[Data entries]
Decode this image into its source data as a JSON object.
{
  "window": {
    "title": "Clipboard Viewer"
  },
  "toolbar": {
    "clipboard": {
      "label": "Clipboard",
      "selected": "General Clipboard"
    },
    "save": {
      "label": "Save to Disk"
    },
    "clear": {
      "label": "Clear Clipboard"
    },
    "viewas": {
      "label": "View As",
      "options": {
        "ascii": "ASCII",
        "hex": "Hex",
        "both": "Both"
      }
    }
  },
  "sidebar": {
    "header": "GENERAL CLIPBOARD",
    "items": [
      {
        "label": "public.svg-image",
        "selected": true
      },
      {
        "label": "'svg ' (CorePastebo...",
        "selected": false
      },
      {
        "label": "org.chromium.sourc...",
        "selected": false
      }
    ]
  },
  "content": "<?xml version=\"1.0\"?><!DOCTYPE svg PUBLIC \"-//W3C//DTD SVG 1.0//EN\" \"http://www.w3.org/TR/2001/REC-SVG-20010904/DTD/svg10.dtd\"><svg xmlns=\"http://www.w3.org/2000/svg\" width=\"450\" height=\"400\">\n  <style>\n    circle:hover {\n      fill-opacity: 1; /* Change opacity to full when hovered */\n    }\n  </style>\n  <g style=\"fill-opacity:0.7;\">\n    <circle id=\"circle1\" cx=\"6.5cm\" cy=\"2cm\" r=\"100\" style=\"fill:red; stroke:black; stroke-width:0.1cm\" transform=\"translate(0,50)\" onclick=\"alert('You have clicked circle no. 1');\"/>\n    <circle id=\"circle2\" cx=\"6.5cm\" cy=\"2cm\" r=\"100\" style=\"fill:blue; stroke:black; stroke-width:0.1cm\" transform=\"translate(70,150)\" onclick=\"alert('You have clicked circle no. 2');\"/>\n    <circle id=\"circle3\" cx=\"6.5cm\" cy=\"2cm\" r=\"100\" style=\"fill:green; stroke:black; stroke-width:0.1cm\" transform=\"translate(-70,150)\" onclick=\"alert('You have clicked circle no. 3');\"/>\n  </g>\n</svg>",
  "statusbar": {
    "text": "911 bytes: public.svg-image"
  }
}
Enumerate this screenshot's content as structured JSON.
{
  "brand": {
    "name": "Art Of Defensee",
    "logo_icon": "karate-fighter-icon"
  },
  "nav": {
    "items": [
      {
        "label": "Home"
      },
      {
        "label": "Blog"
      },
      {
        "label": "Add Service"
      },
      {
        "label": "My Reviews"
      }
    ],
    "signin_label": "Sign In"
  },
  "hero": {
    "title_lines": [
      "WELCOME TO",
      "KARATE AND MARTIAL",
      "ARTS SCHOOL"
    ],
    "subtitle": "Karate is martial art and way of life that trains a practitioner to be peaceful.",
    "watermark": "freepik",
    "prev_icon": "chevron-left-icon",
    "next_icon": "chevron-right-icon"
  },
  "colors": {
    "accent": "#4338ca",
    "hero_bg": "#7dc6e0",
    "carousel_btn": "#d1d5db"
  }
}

▶ Given task
Take the records above and return them exactly as written.

▶ The completed task
Decode this image into its source data as a JSON object.
{
  "window": {
    "title": "Clipboard Viewer"
  },
  "toolbar": {
    "clipboard": {
      "label": "Clipboard",
      "selected": "General Clipboard"
    },
    "save": {
      "label": "Save to Disk"
    },
    "clear": {
      "label": "Clear Clipboard"
    },
    "viewas": {
      "label": "View As",
      "options": {
        "ascii": "ASCII",
        "hex": "Hex",
        "both": "Both"
      }
    }
  },
  "sidebar": {
    "header": "GENERAL CLIPBOARD",
    "items": [
      {
        "label": "public.svg-image",
        "selected": true
      },
      {
        "label": "'svg ' (CorePastebo...",
        "selected": false
      },
      {
        "label": "org.chromium.sourc...",
        "selected": false
      }
    ]
  },
  "content": "<?xml version=\"1.0\"?><!DOCTYPE svg PUBLIC \"-//W3C//DTD SVG 1.0//EN\" \"http://www.w3.org/TR/2001/REC-SVG-20010904/DTD/svg10.dtd\"><svg xmlns=\"http://www.w3.org/2000/svg\" width=\"450\" height=\"400\">\n  <style>\n    circle:hover {\n      fill-opacity: 1; /* Change opacity to full when hovered */\n    }\n  </style>\n  <g style=\"fill-opacity:0.7;\">\n    <circle id=\"circle1\" cx=\"6.5cm\" cy=\"2cm\" r=\"100\" style=\"fill:red; stroke:black; stroke-width:0.1cm\" transform=\"translate(0,50)\" onclick=\"alert('You have clicked circle no. 1');\"/>\n    <circle id=\"circle2\" cx=\"6.5cm\" cy=\"2cm\" r=\"100\" style=\"fill:blue; stroke:black; stroke-width:0.1cm\" transform=\"translate(70,150)\" onclick=\"alert('You have clicked circle no. 2');\"/>\n    <circle id=\"circle3\" cx=\"6.5cm\" cy=\"2cm\" r=\"100\" style=\"fill:green; stroke:black; stroke-width:0.1cm\" transform=\"translate(-70,150)\" onclick=\"alert('You have clicked circle no. 3');\"/>\n  </g>\n</svg>",
  "statusbar": {
    "text": "911 bytes: public.svg-image"
  }
}
Enumerate this screenshot's content as structured JSON.
{
  "brand": {
    "name": "Art Of Defensee",
    "logo_icon": "karate-fighter-icon"
  },
  "nav": {
    "items": [
      {
        "label": "Home"
      },
      {
        "label": "Blog"
      },
      {
        "label": "Add Service"
      },
      {
        "label": "My Reviews"
      }
    ],
    "signin_label": "Sign In"
  },
  "hero": {
    "title_lines": [
      "WELCOME TO",
      "KARATE AND MARTIAL",
      "ARTS SCHOOL"
    ],
    "subtitle": "Karate is martial art and way of life that trains a practitioner to be peaceful.",
    "watermark": "freepik",
    "prev_icon": "chevron-left-icon",
    "next_icon": "chevron-right-icon"
  },
  "colors": {
    "accent": "#4338ca",
    "hero_bg": "#7dc6e0",
    "carousel_btn": "#d1d5db"
  }
}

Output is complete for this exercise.